Start of DOCUMENT SECTION

Once again on Using the Data Twice

2017 April 6
by Daniel Lakeland

So there's an argument in the blogtwitterosphere about updating your bayesian model with the data twice.

On the one hand, we have EJ Wegenmakers saying:

And on the other hand, we have "Laplace" saying updating with the data twice is totally fine

Now, Laplace's math is absolutely correct. But, it's also subtle, because it's purely symbolic. When we build a model, we need to write down specific mathematical expressions for p(Foo | Bar) for all the foos and bars.

Let's see Laplace's equation in detail:

P(A|B,B) = P(B,B|A) P(A)/P(B,B) = P(B|B,A) p(B|A) P(A) / (P(B|B) P(B))

Now, P(B|B,A) = 1 because given B, B has to be true, same for P(B|B) and when you plug those in, you get P(B|A)P(A)/P(B) = P(A|B) = P(A|B,B)

BUT: when you build a Bayesian mathematical model, you CAN make mistakes, just like when you program a numerical integration routine, you can make mistakes. Suppose instead of P(A|B,B) we calculate P(A|B1,B2) where B2 is a deterministic copy of the data in B1.

End of DOCUMENT SECTION

**DIRECTIONS**
(1) In the blog post on using the data twice, why is P(B|B,A) equal to 1?
(2) Go on with the blog post on updating a Bayesian model with the data twice, starting after its last sentence.

Start of GIVEN INFORMATION

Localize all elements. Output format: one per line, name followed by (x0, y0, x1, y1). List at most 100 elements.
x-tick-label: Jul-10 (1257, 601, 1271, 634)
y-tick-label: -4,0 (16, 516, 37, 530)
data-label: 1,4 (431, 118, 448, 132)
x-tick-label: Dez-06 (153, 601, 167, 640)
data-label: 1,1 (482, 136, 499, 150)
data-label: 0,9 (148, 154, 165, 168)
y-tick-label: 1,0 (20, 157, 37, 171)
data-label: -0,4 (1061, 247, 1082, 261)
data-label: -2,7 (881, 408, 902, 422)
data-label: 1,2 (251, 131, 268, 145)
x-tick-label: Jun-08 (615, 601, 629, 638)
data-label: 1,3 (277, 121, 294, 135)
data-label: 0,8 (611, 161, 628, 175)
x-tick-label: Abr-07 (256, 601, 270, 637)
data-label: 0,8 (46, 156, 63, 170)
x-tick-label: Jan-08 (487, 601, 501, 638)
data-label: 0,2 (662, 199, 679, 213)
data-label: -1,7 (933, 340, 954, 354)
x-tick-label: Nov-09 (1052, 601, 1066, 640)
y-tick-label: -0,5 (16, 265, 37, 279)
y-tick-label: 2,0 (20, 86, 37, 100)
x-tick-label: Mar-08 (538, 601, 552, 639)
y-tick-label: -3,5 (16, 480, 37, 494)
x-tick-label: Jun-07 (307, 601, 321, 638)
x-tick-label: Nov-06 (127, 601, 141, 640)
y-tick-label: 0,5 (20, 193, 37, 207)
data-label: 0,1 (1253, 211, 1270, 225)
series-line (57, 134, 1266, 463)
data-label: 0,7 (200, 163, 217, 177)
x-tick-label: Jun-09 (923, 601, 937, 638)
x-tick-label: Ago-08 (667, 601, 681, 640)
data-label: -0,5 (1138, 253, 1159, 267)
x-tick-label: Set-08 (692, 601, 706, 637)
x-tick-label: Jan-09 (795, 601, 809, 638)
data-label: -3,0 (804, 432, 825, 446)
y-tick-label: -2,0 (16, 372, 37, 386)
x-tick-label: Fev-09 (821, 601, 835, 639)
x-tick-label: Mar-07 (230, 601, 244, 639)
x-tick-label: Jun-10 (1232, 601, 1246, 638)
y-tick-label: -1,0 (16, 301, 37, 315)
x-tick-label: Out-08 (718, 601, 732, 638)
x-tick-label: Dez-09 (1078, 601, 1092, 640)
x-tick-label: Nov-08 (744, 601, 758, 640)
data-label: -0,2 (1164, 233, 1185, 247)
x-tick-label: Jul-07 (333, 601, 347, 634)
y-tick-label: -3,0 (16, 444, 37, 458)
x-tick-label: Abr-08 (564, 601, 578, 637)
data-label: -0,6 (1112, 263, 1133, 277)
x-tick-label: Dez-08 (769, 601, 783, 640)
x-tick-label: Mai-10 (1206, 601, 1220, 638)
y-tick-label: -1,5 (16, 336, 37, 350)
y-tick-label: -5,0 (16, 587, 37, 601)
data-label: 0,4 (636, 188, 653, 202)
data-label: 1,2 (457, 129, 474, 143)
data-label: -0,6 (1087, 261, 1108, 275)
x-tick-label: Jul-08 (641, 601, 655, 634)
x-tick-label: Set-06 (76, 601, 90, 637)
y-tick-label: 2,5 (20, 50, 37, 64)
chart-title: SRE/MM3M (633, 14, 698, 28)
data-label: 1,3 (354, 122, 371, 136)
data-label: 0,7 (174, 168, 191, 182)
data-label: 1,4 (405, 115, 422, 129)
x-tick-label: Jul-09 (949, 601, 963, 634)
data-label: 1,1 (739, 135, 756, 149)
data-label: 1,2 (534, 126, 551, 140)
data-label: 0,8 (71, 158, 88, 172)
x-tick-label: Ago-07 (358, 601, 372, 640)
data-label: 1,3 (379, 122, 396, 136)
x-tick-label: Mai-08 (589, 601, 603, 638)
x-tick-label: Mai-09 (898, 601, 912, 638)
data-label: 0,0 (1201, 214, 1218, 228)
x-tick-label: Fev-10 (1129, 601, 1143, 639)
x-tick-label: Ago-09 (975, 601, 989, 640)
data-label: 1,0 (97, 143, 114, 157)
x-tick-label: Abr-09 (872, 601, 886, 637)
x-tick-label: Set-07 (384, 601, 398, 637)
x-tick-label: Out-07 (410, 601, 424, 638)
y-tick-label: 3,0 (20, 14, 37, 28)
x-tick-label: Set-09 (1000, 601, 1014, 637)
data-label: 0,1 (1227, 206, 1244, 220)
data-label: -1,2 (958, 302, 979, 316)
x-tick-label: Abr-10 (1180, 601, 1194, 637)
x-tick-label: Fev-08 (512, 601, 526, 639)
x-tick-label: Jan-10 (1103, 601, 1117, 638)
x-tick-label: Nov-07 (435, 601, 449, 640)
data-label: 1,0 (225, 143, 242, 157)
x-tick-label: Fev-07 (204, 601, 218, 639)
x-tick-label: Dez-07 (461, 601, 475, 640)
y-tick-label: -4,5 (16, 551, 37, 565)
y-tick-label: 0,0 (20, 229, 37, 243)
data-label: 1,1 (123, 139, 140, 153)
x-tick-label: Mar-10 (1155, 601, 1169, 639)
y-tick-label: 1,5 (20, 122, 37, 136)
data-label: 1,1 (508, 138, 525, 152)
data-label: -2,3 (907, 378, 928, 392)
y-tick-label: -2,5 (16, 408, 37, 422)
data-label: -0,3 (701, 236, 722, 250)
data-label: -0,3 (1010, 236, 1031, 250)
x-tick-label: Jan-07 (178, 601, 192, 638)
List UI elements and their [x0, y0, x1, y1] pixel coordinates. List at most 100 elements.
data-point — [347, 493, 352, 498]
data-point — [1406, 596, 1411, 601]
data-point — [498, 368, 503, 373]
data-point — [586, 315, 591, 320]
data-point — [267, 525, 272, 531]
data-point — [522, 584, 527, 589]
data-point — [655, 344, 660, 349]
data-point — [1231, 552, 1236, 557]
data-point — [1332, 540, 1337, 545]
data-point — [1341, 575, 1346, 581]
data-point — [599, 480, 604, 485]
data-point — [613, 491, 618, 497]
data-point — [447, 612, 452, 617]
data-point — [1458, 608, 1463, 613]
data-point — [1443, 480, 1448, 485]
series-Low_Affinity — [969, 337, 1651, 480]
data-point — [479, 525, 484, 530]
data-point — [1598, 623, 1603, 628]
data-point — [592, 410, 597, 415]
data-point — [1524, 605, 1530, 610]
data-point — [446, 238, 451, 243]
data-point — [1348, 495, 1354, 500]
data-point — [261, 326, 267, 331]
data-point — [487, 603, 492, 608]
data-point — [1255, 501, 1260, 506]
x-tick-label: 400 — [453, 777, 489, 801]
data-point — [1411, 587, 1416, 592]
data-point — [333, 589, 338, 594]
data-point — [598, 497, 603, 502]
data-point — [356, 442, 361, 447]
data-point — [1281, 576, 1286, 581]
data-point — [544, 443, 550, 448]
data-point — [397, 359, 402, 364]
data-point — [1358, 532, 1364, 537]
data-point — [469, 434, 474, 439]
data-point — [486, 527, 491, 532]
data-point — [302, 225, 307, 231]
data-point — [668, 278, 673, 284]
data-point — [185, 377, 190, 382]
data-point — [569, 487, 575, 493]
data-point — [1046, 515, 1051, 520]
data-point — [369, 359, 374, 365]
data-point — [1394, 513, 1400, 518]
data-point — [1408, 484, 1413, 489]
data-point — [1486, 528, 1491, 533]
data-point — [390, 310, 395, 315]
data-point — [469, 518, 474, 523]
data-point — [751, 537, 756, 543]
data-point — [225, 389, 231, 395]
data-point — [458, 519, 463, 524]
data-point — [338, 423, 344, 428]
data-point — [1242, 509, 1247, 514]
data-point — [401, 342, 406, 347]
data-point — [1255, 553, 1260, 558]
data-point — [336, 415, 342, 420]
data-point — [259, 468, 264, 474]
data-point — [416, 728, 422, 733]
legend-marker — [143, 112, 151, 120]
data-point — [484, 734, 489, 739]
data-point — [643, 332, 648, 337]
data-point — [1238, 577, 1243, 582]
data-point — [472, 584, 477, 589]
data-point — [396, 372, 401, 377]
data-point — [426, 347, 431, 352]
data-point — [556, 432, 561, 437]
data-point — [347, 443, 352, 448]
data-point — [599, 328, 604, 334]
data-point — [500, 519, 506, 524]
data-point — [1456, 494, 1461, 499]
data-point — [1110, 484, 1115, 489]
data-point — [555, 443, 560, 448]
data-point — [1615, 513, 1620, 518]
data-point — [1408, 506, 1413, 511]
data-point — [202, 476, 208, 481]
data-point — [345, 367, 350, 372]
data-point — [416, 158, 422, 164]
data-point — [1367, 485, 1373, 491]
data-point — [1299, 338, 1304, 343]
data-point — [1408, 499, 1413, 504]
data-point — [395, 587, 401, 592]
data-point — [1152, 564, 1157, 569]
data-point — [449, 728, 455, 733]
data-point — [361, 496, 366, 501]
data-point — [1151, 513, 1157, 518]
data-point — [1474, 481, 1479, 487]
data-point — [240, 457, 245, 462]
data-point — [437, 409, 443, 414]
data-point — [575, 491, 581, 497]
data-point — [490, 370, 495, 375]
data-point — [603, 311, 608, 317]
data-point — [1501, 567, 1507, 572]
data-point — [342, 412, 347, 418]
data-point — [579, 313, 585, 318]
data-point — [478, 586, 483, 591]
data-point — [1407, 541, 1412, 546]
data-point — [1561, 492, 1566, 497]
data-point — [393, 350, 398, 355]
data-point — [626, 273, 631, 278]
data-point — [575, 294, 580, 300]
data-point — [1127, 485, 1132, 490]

End of GIVEN INFORMATION

**ANSWERS PER TASK**
(1) Because given B, B has to be true.

(2)
Now, if we *remember this fact* correctly, we'll get P(B2|B1) = 1 and P(B2,B1) = P(B1) and we'll get the results above. But, if we forget this fact and pretend that B2 is new independent data, we will get the same results as if we had collected 2x as much data as we really did collect and treated it all as separate information. The mistake is as simple as doing something like

for(i in 1:(2*N)){ 

data[i] ~ normal(foo,bar);

}

instead of

for(i in 1:N){

data[i] ~ normal(foo,bar)

}

The second one is correct, because the second copy of data adds no information to the posterior as the probability of each data value past the Nth value is 1 given that we already know data values 1..N.

It's *this mistake* which is a bug, is common, and leads to the statements along the line "only use the data once". The statement "only use the data once" is like the statement "don't use global variables to pass arguments to functions" it's useful advice to reduce the chance of committing an error. It's not mathematical truth.

 

One Response leave one →
  1. Daniel Lakeland
    April 6, 2017

    Note, this problem can get even more subtle. Suppose you have a survey dataset regarding health and weight, after the year 2010 each person was weighed 3 times at 3 successive weekly appointments. Before the year 2010 each person was weighed once, but the data value from the first weighing is copied into the 2nd and 3rd place just to preserve a standard data table format and to avoid NULL values...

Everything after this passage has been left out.